Your story sounds so much like mine. It feels like a long story but I’ll try to keep it as short as I can. (Rereading-I didn’t!)
I was in my late 30s and needed a Mirena to control post-coital bleeding. After about 3 years, I had some crazy roller coaster symptoms that in hindsight were peri menopause (but the drs said I was too young). I wanted off the roller coaster, so I went on the birth control pill, taken back to back (and for a few months, I still had the Mirena in place, until I was able to have it removed; the strings had gone inside). This seemed okay but I gained a tiny bit of weight and felt hungry often. I got engaged and decided to go on Weight Watchers (starting weight was 127 lbs; honestly they shouldn’t have let me join). WW absolutely messed up my relationship with food, causing restriction-binge cycles (because I just was not eating enough, and by the end of the week my body made up for it). I was getting chronic constipation, to the point that I saw a pelvic floor physiotherapist to see if she could help me (didn’t really get anything out of that).
Kept that up for a few months, then had enough. Went off the diet (at 122 lbs) and leaned into Intuitive Eating (which I recommend highly for anyone and everyone). In this, there is an understanding that you may gain weight (or lose it) while you reestablish hunger, fullness, and satisfaction cues. Just ride it out and let your body be, as difficult as it can be. So I did, and I ate lots of ice cream. Stopped forcing myself to exercise, and rested my body instead of punishing it/working out to “earn” food.

Dataset items:
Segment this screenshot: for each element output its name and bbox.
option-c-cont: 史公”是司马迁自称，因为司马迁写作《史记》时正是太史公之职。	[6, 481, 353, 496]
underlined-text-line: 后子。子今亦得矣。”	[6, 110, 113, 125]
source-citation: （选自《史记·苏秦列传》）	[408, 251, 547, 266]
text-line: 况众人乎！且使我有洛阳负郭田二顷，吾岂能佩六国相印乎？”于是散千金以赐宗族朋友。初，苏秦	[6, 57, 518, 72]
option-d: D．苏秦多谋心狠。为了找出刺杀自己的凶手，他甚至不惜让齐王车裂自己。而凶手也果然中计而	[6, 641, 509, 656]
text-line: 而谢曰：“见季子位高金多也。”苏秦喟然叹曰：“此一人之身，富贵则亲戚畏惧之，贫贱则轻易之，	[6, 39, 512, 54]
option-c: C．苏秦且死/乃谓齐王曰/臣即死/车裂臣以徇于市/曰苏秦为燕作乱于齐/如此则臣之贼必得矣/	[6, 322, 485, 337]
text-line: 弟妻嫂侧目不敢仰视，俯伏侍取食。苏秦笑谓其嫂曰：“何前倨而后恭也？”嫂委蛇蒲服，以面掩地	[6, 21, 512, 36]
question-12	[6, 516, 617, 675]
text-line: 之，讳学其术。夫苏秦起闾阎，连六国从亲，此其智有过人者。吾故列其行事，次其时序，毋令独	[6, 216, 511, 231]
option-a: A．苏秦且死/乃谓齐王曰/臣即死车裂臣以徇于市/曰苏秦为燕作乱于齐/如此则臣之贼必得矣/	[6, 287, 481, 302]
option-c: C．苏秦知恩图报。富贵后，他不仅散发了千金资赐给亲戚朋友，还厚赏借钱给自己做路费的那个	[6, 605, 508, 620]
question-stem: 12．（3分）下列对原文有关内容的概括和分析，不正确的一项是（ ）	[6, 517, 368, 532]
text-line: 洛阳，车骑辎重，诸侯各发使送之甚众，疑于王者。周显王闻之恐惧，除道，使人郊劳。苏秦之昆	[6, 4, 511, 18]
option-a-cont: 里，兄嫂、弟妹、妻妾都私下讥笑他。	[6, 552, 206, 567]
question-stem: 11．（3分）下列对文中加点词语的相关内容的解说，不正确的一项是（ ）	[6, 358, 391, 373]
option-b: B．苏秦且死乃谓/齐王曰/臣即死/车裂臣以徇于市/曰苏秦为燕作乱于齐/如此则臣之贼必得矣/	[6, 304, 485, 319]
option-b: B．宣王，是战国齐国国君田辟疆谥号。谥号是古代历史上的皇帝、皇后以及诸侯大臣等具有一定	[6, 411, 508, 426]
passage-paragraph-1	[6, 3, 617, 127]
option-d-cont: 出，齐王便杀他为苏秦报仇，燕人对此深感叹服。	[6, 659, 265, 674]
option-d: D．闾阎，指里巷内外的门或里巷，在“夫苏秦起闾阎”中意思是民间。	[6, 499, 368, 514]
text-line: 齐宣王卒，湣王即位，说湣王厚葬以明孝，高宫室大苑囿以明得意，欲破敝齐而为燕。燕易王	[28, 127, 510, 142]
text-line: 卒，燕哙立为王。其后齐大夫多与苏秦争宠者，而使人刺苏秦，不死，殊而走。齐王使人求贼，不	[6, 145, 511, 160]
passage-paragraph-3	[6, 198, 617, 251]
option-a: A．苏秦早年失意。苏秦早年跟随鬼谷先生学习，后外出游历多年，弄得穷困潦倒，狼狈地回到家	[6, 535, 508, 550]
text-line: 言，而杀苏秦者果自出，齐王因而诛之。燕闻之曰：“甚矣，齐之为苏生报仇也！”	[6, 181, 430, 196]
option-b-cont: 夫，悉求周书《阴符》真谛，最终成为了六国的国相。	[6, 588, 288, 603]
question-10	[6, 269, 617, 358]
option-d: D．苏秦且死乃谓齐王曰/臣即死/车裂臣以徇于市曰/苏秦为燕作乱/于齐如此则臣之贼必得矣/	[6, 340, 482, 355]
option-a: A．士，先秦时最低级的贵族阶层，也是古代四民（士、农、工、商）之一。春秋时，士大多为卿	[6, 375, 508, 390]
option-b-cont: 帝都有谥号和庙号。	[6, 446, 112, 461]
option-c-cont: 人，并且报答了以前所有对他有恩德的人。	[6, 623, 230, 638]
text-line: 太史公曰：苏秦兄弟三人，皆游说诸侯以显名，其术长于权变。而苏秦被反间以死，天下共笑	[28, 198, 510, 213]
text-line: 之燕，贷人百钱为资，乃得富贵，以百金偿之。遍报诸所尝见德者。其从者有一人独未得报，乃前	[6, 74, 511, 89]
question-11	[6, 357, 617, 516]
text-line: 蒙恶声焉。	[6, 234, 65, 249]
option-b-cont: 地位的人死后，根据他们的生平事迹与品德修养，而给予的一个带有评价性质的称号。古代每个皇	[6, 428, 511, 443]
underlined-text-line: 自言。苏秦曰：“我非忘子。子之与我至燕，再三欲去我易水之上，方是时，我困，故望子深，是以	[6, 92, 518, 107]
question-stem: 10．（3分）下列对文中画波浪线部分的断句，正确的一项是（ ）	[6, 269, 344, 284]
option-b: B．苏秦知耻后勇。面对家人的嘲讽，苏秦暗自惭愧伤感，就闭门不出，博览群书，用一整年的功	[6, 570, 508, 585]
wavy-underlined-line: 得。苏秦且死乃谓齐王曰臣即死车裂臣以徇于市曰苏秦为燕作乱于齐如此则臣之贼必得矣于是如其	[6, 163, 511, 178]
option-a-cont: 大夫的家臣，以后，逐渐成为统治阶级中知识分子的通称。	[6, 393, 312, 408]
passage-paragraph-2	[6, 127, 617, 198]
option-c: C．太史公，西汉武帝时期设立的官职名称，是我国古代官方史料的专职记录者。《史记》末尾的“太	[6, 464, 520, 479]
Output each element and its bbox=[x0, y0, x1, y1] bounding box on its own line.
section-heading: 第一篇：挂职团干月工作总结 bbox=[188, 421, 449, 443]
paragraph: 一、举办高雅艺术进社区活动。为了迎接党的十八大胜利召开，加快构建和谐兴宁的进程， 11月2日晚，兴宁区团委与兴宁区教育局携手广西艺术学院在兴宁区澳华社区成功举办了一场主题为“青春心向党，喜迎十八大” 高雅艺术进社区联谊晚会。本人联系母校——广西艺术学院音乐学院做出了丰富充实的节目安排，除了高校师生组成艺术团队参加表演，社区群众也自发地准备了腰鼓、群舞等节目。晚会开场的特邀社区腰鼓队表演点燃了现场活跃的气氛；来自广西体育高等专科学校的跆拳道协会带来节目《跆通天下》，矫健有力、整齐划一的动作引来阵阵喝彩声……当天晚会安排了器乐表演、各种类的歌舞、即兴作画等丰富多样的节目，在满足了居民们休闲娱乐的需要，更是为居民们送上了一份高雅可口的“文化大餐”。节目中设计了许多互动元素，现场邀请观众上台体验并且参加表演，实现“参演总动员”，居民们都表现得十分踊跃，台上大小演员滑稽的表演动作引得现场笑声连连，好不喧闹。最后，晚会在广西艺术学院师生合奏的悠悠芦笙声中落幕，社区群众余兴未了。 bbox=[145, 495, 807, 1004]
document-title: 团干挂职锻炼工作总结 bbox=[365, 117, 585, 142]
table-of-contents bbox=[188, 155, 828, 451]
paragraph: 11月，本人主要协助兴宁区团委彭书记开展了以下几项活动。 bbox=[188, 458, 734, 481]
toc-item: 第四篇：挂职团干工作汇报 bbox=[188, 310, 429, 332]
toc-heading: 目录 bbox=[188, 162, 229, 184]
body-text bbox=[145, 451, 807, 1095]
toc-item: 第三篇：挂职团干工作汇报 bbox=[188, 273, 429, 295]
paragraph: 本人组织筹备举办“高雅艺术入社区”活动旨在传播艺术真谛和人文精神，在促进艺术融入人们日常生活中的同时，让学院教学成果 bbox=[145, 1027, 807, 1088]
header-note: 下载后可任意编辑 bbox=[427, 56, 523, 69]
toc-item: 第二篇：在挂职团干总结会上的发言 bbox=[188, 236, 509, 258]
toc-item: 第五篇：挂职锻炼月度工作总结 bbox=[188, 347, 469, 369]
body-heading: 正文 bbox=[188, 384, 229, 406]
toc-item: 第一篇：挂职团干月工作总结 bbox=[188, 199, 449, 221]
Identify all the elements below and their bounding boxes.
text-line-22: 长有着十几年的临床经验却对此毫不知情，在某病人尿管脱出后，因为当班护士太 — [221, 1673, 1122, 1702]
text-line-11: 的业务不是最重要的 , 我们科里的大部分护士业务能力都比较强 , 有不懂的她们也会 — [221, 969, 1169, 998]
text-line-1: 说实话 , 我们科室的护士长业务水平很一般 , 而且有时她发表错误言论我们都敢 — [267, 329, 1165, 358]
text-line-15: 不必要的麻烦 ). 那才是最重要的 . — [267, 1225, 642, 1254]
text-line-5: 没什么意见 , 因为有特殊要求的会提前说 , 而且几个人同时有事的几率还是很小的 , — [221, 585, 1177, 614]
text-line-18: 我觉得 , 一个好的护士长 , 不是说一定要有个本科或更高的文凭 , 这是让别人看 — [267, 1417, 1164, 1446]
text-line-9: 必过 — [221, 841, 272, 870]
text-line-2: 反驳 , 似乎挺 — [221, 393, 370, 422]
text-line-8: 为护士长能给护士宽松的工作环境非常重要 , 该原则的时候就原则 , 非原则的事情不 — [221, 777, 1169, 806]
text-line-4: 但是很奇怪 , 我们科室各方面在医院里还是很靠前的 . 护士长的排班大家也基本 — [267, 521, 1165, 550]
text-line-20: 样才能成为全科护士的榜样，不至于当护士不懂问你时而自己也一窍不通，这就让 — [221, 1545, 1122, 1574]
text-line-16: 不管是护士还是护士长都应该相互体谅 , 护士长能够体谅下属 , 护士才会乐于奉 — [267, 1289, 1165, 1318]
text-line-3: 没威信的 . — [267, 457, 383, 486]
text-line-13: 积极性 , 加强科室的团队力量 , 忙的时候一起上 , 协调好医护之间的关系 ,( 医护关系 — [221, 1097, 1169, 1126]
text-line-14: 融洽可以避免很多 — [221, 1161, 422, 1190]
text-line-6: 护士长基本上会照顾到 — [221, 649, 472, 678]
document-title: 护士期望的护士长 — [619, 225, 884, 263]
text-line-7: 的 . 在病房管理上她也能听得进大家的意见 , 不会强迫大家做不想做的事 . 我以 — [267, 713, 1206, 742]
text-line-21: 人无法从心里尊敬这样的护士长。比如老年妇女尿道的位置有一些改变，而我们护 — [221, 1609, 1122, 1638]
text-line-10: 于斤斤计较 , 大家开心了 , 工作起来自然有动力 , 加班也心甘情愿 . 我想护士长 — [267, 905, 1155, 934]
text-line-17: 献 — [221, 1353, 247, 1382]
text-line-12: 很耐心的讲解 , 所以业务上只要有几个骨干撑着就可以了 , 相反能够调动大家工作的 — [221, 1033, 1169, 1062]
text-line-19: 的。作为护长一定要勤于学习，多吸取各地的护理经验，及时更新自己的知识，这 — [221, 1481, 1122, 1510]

→ Tasks for this exercise
A – Which cues does the account of birth control and dieting say Intuitive Eating works to reestablish? Name each one.
B – Carry on the account of birth control and dieting, starting after its final sentence.
Nothing in the listing is needed for this work.

→ Task results
A – Hunger, fullness, and satisfaction.

B –
At this time, I was sick of decades of being in charge of birth control, so I convinced my partner to get a vasectomy, and I went off the pill. I got daily headaches for months and very rapid weight gain. Yes, I was being lazy and indulgent (for me), but this was otherworldly weight gain. Very very quick, and as you say, like a switch was flipped. I was hungry all the time (I attributed this to recovering from the diet restriction, but you know it was also the same feeling as that PMS craving, there’s not enough food feeling, primal hunger). Still constipated. I gained weight so quickly, I was alarmed and saw a dr. They found no issues with thyroid, but low ferritin, which was treated.
I kept thinking that once my period came, things would regulate; some weight would drop off. I read about how the pill can put your ovaries to sleep, so I tried to be patient. I wasn’t though. I pressed the dr, who once he saw my weight had climbed to 155 lbs in just a few months, ran all kinds of tests, a full thyroid panel, cortisol test, referral to endocrinologist, MRI. Nothing was ever out of range. But I looked and felt pregnant. People thought I WAS pregnant. I was always, always a waif, except when I was pregnant—I gained a lot of weight when pregnant, which I lost pretty easily.
Still no period. I saw another dr and asked for a course of Provera to reset/kick start my period. She said no, not until we run some tests. That’s when the early menopause diagnosis came, just before I turned 43. High FSH, repeated several times over several months.
I realized all the symptoms that I had that seemed like pregnancy or hypothyroid were menopause. I pressed for HRT, and started it eagerly. I continued to gain weight, up to 165lbs. So 127-165lbs in about 6 months. I was always tiny. I looked like a different person. I had to get all new clothes. I didn’t recognize myself.
I’ve been on HRT now for 2 years and things feel a lot better, but I think, in hindsight, a lot of symptoms were from too high estrogen. I have a Mirena again and use estrogel minimally (I have tried up to 4 pumps a day). I’m down to 142 lbs and feeling very well overall and happy with my relationship with food and exercise.
If I’m not mistaken, you were taking the pill back to back in an effort to overrride your own hormones, is that correct? I wonder if both of us really did put our ovaries to sleep, if that’s even a thing. I don’t have the answers, but I can relate so hard to having hypo symptoms but not testing as such. To getting some relief from HRT but feeling like metabolic rate has stopped dead.
I still wish I could flip the switch back, but after 3 years, this seems to be the new me.